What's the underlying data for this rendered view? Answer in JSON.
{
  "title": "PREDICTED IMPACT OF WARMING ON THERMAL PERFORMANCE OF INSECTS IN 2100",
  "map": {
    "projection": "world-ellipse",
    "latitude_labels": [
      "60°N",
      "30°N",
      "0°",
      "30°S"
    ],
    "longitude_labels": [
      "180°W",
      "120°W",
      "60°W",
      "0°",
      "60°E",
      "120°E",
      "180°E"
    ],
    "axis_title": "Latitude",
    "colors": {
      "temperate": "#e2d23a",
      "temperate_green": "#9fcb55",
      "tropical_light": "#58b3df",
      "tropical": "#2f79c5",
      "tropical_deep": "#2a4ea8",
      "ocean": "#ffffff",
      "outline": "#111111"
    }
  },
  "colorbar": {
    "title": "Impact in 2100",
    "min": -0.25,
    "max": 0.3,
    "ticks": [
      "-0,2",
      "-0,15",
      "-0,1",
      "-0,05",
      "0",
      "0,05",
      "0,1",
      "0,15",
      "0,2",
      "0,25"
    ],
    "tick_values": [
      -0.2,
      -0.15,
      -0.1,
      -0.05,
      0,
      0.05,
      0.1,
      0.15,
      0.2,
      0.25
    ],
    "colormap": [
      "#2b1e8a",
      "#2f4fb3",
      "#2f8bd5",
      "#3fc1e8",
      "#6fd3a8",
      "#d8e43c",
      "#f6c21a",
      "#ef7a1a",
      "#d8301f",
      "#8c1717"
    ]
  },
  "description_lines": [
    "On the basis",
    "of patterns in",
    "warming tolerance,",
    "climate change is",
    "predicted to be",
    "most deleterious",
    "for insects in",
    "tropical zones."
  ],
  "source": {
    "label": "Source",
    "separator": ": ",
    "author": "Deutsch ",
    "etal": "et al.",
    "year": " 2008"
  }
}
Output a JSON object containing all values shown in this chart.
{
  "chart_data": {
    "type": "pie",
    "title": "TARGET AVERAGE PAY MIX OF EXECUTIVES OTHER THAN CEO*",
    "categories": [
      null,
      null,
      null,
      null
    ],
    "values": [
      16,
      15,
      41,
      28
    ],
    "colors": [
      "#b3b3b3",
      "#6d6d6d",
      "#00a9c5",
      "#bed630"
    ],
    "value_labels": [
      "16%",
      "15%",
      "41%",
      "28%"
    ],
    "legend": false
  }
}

What is being asked »
Write out the material exactly as given.

Output for this task »
What's the underlying data for this rendered view? Answer in JSON.
{
  "title": "PREDICTED IMPACT OF WARMING ON THERMAL PERFORMANCE OF INSECTS IN 2100",
  "map": {
    "projection": "world-ellipse",
    "latitude_labels": [
      "60°N",
      "30°N",
      "0°",
      "30°S"
    ],
    "longitude_labels": [
      "180°W",
      "120°W",
      "60°W",
      "0°",
      "60°E",
      "120°E",
      "180°E"
    ],
    "axis_title": "Latitude",
    "colors": {
      "temperate": "#e2d23a",
      "temperate_green": "#9fcb55",
      "tropical_light": "#58b3df",
      "tropical": "#2f79c5",
      "tropical_deep": "#2a4ea8",
      "ocean": "#ffffff",
      "outline": "#111111"
    }
  },
  "colorbar": {
    "title": "Impact in 2100",
    "min": -0.25,
    "max": 0.3,
    "ticks": [
      "-0,2",
      "-0,15",
      "-0,1",
      "-0,05",
      "0",
      "0,05",
      "0,1",
      "0,15",
      "0,2",
      "0,25"
    ],
    "tick_values": [
      -0.2,
      -0.15,
      -0.1,
      -0.05,
      0,
      0.05,
      0.1,
      0.15,
      0.2,
      0.25
    ],
    "colormap": [
      "#2b1e8a",
      "#2f4fb3",
      "#2f8bd5",
      "#3fc1e8",
      "#6fd3a8",
      "#d8e43c",
      "#f6c21a",
      "#ef7a1a",
      "#d8301f",
      "#8c1717"
    ]
  },
  "description_lines": [
    "On the basis",
    "of patterns in",
    "warming tolerance,",
    "climate change is",
    "predicted to be",
    "most deleterious",
    "for insects in",
    "tropical zones."
  ],
  "source": {
    "label": "Source",
    "separator": ": ",
    "author": "Deutsch ",
    "etal": "et al.",
    "year": " 2008"
  }
}
Output a JSON object containing all values shown in this chart.
{
  "chart_data": {
    "type": "pie",
    "title": "TARGET AVERAGE PAY MIX OF EXECUTIVES OTHER THAN CEO*",
    "categories": [
      null,
      null,
      null,
      null
    ],
    "values": [
      16,
      15,
      41,
      28
    ],
    "colors": [
      "#b3b3b3",
      "#6d6d6d",
      "#00a9c5",
      "#bed630"
    ],
    "value_labels": [
      "16%",
      "15%",
      "41%",
      "28%"
    ],
    "legend": false
  }
}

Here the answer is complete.